### Supplied records

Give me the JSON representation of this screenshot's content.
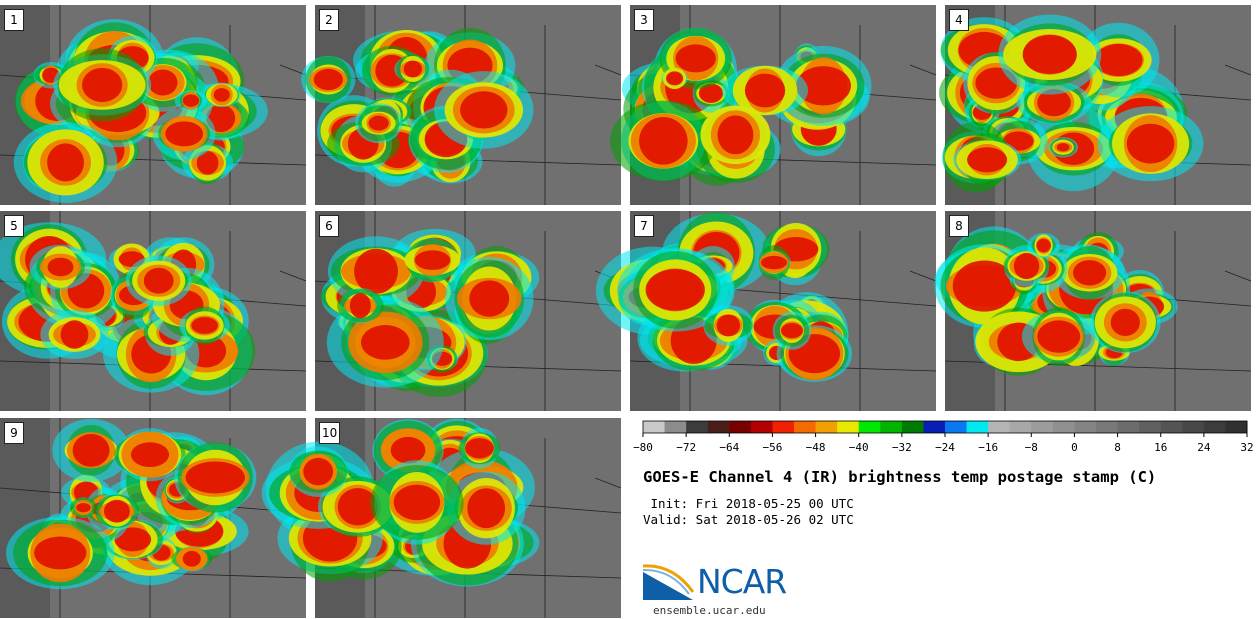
{
  "panels": [
    {
      "label": "1"
    },
    {
      "label": "2"
    },
    {
      "label": "3"
    },
    {
      "label": "4"
    },
    {
      "label": "5"
    },
    {
      "label": "6"
    },
    {
      "label": "7"
    },
    {
      "label": "8"
    },
    {
      "label": "9"
    },
    {
      "label": "10"
    }
  ],
  "colorbar": {
    "colors": [
      "#c8c8c8",
      "#8c8c8c",
      "#3c3c3c",
      "#4b1e1e",
      "#7a0000",
      "#b40000",
      "#f02000",
      "#f56a00",
      "#f0a000",
      "#e8e800",
      "#00e800",
      "#00b400",
      "#007a00",
      "#0a1eb4",
      "#0a78f0",
      "#00e8f0",
      "#b4b4b4",
      "#a8a8a8",
      "#9c9c9c",
      "#909090",
      "#848484",
      "#787878",
      "#6c6c6c",
      "#606060",
      "#545454",
      "#484848",
      "#3c3c3c",
      "#303030"
    ],
    "ticks": [
      "−80",
      "−72",
      "−64",
      "−56",
      "−48",
      "−40",
      "−32",
      "−24",
      "−16",
      "−8",
      "0",
      "8",
      "16",
      "24",
      "32"
    ]
  },
  "title": "GOES-E Channel 4 (IR) brightness temp postage stamp (C)",
  "init": " Init: Fri 2018-05-25 00 UTC",
  "valid": "Valid: Sat 2018-05-26 02 UTC",
  "logo_text": "NCAR",
  "url": "ensemble.ucar.edu"
}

######

* **What needs to be done**
Find the word "label" in the data and show each line that holds it.

* **Full answer**
      "label": "1"
      "label": "2"
      "label": "3"
      "label": "4"
      "label": "5"
      "label": "6"
      "label": "7"
      "label": "8"
      "label": "9"
      "label": "10"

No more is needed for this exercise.